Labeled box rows
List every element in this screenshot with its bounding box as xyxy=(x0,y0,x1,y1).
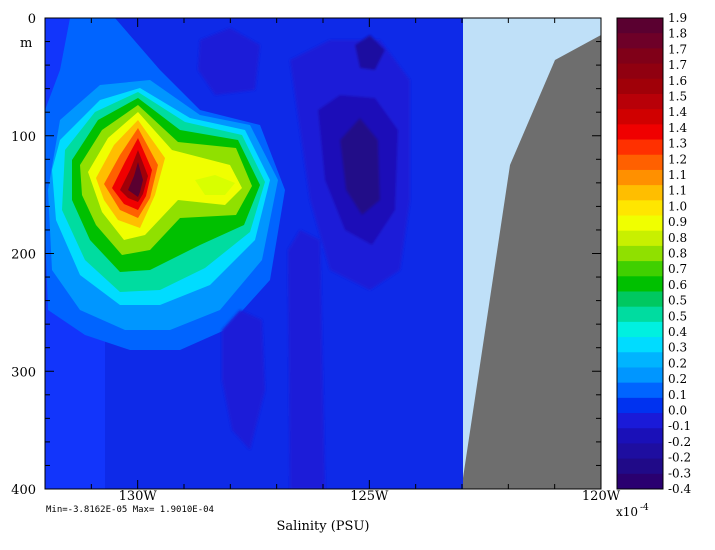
colorbar-label: 0.7 xyxy=(668,262,687,276)
colorbar-swatch xyxy=(617,109,663,125)
colorbar-swatch xyxy=(617,443,663,460)
colorbar-frame xyxy=(616,17,664,490)
colorbar-label: 1.0 xyxy=(668,199,687,213)
colorbar-swatch xyxy=(617,261,663,277)
colorbar-swatch xyxy=(617,413,663,429)
colorbar-swatch xyxy=(617,93,663,110)
colorbar-label: 0.8 xyxy=(668,247,687,261)
colorbar-swatch xyxy=(617,18,663,34)
colorbar-label: 0.0 xyxy=(668,404,687,418)
min-max-annotation: Min=-3.8162E-05 Max= 1.9010E-04 xyxy=(46,505,214,515)
colorbar-swatch xyxy=(617,428,663,444)
colorbar-label: 0.2 xyxy=(668,356,687,370)
colorbar-label: 1.1 xyxy=(668,168,687,182)
colorbar-label: 0.1 xyxy=(668,388,687,402)
colorbar-label: 0.8 xyxy=(668,231,687,245)
colorbar-label: 1.2 xyxy=(668,152,687,166)
y-axis-label: m xyxy=(20,36,32,51)
colorbar-label: 1.4 xyxy=(668,121,687,135)
colorbar-swatch xyxy=(617,200,663,217)
colorbar-swatch xyxy=(617,352,663,368)
y-tick-label: 0 xyxy=(28,12,36,27)
colorbar-swatch xyxy=(617,276,663,292)
colorbar-swatch xyxy=(617,291,663,308)
contour-min-vertical-band xyxy=(288,230,325,489)
colorbar-label: 0.2 xyxy=(668,372,687,386)
colorbar-label: 1.9 xyxy=(668,11,687,25)
colorbar-label: 0.3 xyxy=(668,341,687,355)
colorbar-label: 1.5 xyxy=(668,90,687,104)
contour-min-top xyxy=(355,35,385,70)
contour-level-1.8 xyxy=(128,162,143,197)
colorbar-swatch xyxy=(617,337,663,353)
colorbar-swatch xyxy=(617,215,663,232)
colorbar-swatch xyxy=(617,397,663,414)
colorbar-label: 1.4 xyxy=(668,105,687,119)
colorbar-label: -0.3 xyxy=(668,466,691,480)
x-tick-label: 125W xyxy=(350,489,389,504)
colorbar-swatch xyxy=(617,321,663,338)
colorbar-swatch xyxy=(617,139,663,156)
colorbar-swatch xyxy=(617,458,663,475)
colorbar-label: 1.3 xyxy=(668,137,687,151)
colorbar-swatch xyxy=(617,154,663,171)
colorbar-swatch xyxy=(617,185,663,201)
colorbar-swatch xyxy=(617,473,663,490)
colorbar-scale: x10 -4 xyxy=(616,503,649,519)
x-tick-label: 130W xyxy=(119,489,158,504)
x-tick-label: 120W xyxy=(582,489,621,504)
colorbar-label: 0.9 xyxy=(668,215,687,229)
colorbar-swatch xyxy=(617,48,663,65)
y-tick-label: 200 xyxy=(11,248,36,263)
colorbar-label: 0.5 xyxy=(668,294,687,308)
x-axis-label: Salinity (PSU) xyxy=(277,519,370,534)
main-anomaly xyxy=(45,18,285,350)
y-tick-label: 100 xyxy=(11,130,36,145)
colorbar-swatch xyxy=(617,382,663,399)
land-region xyxy=(463,35,601,489)
colorbar-swatch xyxy=(617,245,663,262)
colorbar-swatch xyxy=(617,33,663,49)
colorbar-swatch xyxy=(617,169,663,186)
colorbar-swatch xyxy=(617,78,663,95)
colorbar-label: -0.2 xyxy=(668,435,691,449)
contour-min-inner xyxy=(340,118,380,215)
colorbar-label: 0.5 xyxy=(668,309,687,323)
colorbar-swatch xyxy=(617,230,663,247)
colorbar-scale-exponent: -4 xyxy=(640,503,649,513)
colorbar-swatch xyxy=(617,367,663,384)
colorbar-label: 1.1 xyxy=(668,184,687,198)
contour-secondary-max xyxy=(195,175,235,195)
colorbar-label: 1.6 xyxy=(668,74,687,88)
contour-min-left-top xyxy=(198,28,260,95)
colorbar-swatch xyxy=(617,124,663,141)
y-tick-label: 300 xyxy=(11,365,36,380)
colorbar-label: 1.7 xyxy=(668,42,687,56)
contour-min-left-lower xyxy=(222,310,265,450)
colorbar-swatch xyxy=(617,306,663,323)
colorbar-label: -0.1 xyxy=(668,419,691,433)
colorbar-swatch xyxy=(617,63,663,80)
colorbar-label: -0.4 xyxy=(668,482,692,496)
y-tick-label: 400 xyxy=(11,483,36,498)
colorbar-label: 0.4 xyxy=(668,325,687,339)
colorbar-label: 0.6 xyxy=(668,278,687,292)
colorbar-label: -0.2 xyxy=(668,451,691,465)
colorbar-scale-label: x10 xyxy=(616,505,638,519)
colorbar-label: 1.7 xyxy=(668,58,687,72)
axes: 130W 125W 120W 0 100 200 300 400 xyxy=(11,12,621,504)
plot-area xyxy=(45,18,601,489)
colorbar-label: 1.8 xyxy=(668,27,687,41)
colorbar: 1.91.81.71.71.61.51.41.41.31.21.11.11.00… xyxy=(616,11,692,496)
minimum-region xyxy=(198,28,410,489)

**EXERCISE DIRECTIONS:**
Please rewrite the rows starting at the line containing "colorbar-label: 0.7 xyxy=(668,262,687,276)" and ending at the line containing "colorbar-label: 0.0 xyxy=(668,404,687,418)", with "colorbar-swatch" changed to "color-swatch" and nothing else altered. Return only those rows.

**COMPLETED TASK:**
colorbar-label: 0.7 xyxy=(668,262,687,276)
color-swatch xyxy=(617,109,663,125)
color-swatch xyxy=(617,443,663,460)
colorbar-frame xyxy=(616,17,664,490)
colorbar-label: 1.0 xyxy=(668,199,687,213)
color-swatch xyxy=(617,261,663,277)
color-swatch xyxy=(617,413,663,429)
color-swatch xyxy=(617,93,663,110)
colorbar-label: 0.8 xyxy=(668,247,687,261)
color-swatch xyxy=(617,18,663,34)
colorbar-label: 0.0 xyxy=(668,404,687,418)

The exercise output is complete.